*Objetivo:*
Transcreve, do texto abaixo sobre os livros de Tin Can Forest, o trecho que começa em "Adeptos de Promethea" e segue até "acto poético. (Mais)".

*Excerto do texto:*
· · · ·

20 de julho de 2012

Baba Yaga and The Wolf/Wax Cross. Tin Can Forest (Koyama Press)

Adeptos de Promethea ou de Hellboy encontrarão aqui seguramente um fio que se mantém no rumo comum dessas outras obras: misticismo, folclore, lendas, magia, entrega às forças ocultas, nocturnas, oníricas, telúricas, ctónicas, lunares, estelares, sobrenaturais que navegam ainda nos interstícios do saber humano. Como usar a banda desenhada numa função mágica, ou como usar elementos encantatórios para conjurar um acto poético. (Mais)

Baba Yaga and The Wolf é, aparentemente, uma narrativa que ou bebe, ou adapta mesmo, de um conto tradicional (húngaro, por sinal?), com um número de personagens fechado e encadeados uns nos outros pela necessidade das acções e das relações estabelecidas entre eles. Apesar de ter uma resolução que não é totalmente clara em termos textuais, mas que possivelmente está presente na última imagem (um último gesto feito sobre as plantas que têm a solução sobre uma maldição que caiu sobre o protagonista, Ivan), o livro parece cumprir os requisitos do conto folclórico. Já Wax Cross é mais complexo, apresentando uma narrativa que tanto remete para essas mesmas fontes tradicionais como a vivências contemporâneas. Na verdade, poderíamos imaginar que os autores determinaram quais os narratemas (à la Propp) que iriam utilizar, e depois criaram um edifício que os mistura a todos, numa espécie de jogo combinatório. Tin Can Forest é o nome colectivo com que responde a dupla canadiana Marek Colek e Pat Shewchuk, mas a distribuição é muito curiosa: o primeiro assina “história e imagens” e o segundo “elementos decorativos, imagens de plantas e símbolos”. Logo à partida, por uma questão de hábito, pensar-se-ia que seria Colek o “autor” e Shewchuck um “colaborador”, na mesma ordem do que aqueles que fazem cenários, trabalho de legendagem, cor, separações, artes finais, design, e por aí fora. Independentemente do processo criativo ser ou não feito de uma forma íntima, taco a taco, paralela, aquela descrição técnica construiria de imediato uma certa hierarquia. Todavia, a forma como os autores assinam em conjunto o trabalho aponta desde logo a um seu entendimento da multimodalidade da banda desenhada como parte intrínseca da sua emergência textual. Quer dizer, não lemos apenas a “história” nem as “imagens”, tampouco “as imagens com o texto” mas sim todos os elementos complicados uns nos outros (apontando à tal “terceira opção” da imagemtexto de Mitchell). Não há apenas uma travessia por estas páginas que se consubstancia numa tradução cognitiva, intelectual, de “conteúdos verbalizáveis” – a sinopse diegética, a descrição do estilo – mas uma rede densa de sensações que emerge por apreciarmos todo o conjunto. E neste caso em particular, esses modos são de uma variedade assinalável.

· · · ·

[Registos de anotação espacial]
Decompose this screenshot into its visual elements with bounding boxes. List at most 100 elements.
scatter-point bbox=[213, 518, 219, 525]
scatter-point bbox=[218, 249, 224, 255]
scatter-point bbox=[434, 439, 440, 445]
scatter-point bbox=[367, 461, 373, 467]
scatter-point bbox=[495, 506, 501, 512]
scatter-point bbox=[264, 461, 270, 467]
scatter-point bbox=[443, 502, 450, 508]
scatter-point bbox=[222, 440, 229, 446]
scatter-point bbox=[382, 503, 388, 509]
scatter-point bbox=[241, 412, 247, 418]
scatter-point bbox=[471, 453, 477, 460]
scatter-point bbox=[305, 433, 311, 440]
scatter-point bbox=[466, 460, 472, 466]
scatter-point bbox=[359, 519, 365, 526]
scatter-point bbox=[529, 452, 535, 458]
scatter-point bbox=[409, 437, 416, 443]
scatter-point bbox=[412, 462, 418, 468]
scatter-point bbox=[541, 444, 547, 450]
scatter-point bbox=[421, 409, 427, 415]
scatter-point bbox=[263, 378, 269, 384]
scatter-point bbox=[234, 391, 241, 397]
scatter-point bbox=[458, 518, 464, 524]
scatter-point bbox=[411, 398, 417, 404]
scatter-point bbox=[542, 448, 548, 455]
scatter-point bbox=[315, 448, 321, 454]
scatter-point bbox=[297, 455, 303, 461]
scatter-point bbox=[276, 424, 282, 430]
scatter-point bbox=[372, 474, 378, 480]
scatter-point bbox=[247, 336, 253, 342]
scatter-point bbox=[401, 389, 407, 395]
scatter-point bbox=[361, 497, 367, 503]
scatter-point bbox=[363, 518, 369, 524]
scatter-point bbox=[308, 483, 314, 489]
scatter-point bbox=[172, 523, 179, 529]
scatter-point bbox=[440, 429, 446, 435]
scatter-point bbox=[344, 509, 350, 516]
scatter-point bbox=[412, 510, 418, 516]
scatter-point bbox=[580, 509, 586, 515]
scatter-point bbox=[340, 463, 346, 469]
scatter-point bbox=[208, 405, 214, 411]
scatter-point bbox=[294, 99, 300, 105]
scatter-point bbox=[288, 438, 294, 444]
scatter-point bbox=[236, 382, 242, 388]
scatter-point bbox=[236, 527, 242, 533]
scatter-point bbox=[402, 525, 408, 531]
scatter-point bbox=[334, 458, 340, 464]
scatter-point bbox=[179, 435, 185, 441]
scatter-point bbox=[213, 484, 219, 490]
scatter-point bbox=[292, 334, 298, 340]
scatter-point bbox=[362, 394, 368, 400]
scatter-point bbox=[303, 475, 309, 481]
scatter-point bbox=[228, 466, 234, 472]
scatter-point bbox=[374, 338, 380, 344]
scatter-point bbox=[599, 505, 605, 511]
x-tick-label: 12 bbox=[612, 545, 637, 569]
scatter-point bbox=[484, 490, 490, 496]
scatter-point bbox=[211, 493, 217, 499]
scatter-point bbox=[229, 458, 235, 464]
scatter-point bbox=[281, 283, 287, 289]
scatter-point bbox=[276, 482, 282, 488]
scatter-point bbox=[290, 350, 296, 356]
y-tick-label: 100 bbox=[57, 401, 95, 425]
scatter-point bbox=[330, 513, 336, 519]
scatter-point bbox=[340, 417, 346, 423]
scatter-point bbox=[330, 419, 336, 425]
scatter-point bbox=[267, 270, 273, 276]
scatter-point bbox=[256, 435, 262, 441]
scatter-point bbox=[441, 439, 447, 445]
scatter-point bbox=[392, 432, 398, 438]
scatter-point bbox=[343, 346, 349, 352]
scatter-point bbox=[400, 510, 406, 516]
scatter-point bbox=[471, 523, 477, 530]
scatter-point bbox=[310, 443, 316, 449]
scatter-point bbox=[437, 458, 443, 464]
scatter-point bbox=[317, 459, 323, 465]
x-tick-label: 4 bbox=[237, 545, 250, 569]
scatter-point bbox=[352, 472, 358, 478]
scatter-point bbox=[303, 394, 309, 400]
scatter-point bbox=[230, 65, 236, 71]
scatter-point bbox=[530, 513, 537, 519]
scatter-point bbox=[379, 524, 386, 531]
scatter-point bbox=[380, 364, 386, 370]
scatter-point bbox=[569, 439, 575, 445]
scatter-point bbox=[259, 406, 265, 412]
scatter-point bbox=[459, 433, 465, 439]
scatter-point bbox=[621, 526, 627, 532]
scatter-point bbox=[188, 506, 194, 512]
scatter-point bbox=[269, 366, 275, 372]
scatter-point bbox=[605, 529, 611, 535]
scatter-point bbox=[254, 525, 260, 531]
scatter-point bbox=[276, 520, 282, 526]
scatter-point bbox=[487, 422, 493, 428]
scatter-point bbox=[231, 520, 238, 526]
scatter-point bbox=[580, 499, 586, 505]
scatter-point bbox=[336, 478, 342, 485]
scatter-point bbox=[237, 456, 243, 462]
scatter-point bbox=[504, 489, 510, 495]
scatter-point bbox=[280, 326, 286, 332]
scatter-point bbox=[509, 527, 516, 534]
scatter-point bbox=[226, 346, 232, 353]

· · · ·

*Resposta esperada:*
Adeptos de Promethea ou de Hellboy encontrarão aqui seguramente um fio que se mantém no rumo comum dessas outras obras: misticismo, folclore, lendas, magia, entrega às forças ocultas, nocturnas, oníricas, telúricas, ctónicas, lunares, estelares, sobrenaturais que navegam ainda nos interstícios do saber humano. Como usar a banda desenhada numa função mágica, ou como usar elementos encantatórios para conjurar um acto poético. (Mais)